>> start Supplied data

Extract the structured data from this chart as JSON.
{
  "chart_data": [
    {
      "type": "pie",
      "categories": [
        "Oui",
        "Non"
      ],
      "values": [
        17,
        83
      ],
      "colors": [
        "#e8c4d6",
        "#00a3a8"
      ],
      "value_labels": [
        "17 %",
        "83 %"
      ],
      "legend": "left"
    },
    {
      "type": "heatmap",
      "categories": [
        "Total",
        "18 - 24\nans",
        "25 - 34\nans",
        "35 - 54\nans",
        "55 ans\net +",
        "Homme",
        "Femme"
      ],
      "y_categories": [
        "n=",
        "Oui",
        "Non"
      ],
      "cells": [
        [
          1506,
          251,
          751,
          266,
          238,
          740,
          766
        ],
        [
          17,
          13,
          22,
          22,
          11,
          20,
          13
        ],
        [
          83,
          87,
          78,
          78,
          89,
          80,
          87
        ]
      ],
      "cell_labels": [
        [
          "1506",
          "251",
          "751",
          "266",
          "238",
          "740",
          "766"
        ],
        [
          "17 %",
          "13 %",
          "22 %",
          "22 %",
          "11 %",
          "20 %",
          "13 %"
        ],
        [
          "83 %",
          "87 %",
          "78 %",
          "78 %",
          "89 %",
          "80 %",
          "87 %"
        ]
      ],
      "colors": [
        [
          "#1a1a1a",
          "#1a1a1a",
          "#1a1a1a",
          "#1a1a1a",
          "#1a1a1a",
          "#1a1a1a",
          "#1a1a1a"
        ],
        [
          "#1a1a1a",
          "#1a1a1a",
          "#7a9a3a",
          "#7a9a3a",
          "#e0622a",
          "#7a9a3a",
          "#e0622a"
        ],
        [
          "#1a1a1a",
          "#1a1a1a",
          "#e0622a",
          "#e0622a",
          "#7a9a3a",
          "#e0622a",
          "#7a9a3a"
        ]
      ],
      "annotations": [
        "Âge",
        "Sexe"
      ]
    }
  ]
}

>> end Supplied data

Given problem:
The records above should all be quoted exactly, please.

The completed task:
Extract the structured data from this chart as JSON.
{
  "chart_data": [
    {
      "type": "pie",
      "categories": [
        "Oui",
        "Non"
      ],
      "values": [
        17,
        83
      ],
      "colors": [
        "#e8c4d6",
        "#00a3a8"
      ],
      "value_labels": [
        "17 %",
        "83 %"
      ],
      "legend": "left"
    },
    {
      "type": "heatmap",
      "categories": [
        "Total",
        "18 - 24\nans",
        "25 - 34\nans",
        "35 - 54\nans",
        "55 ans\net +",
        "Homme",
        "Femme"
      ],
      "y_categories": [
        "n=",
        "Oui",
        "Non"
      ],
      "cells": [
        [
          1506,
          251,
          751,
          266,
          238,
          740,
          766
        ],
        [
          17,
          13,
          22,
          22,
          11,
          20,
          13
        ],
        [
          83,
          87,
          78,
          78,
          89,
          80,
          87
        ]
      ],
      "cell_labels": [
        [
          "1506",
          "251",
          "751",
          "266",
          "238",
          "740",
          "766"
        ],
        [
          "17 %",
          "13 %",
          "22 %",
          "22 %",
          "11 %",
          "20 %",
          "13 %"
        ],
        [
          "83 %",
          "87 %",
          "78 %",
          "78 %",
          "89 %",
          "80 %",
          "87 %"
        ]
      ],
      "colors": [
        [
          "#1a1a1a",
          "#1a1a1a",
          "#1a1a1a",
          "#1a1a1a",
          "#1a1a1a",
          "#1a1a1a",
          "#1a1a1a"
        ],
        [
          "#1a1a1a",
          "#1a1a1a",
          "#7a9a3a",
          "#7a9a3a",
          "#e0622a",
          "#7a9a3a",
          "#e0622a"
        ],
        [
          "#1a1a1a",
          "#1a1a1a",
          "#e0622a",
          "#e0622a",
          "#7a9a3a",
          "#e0622a",
          "#7a9a3a"
        ]
      ],
      "annotations": [
        "Âge",
        "Sexe"
      ]
    }
  ]
}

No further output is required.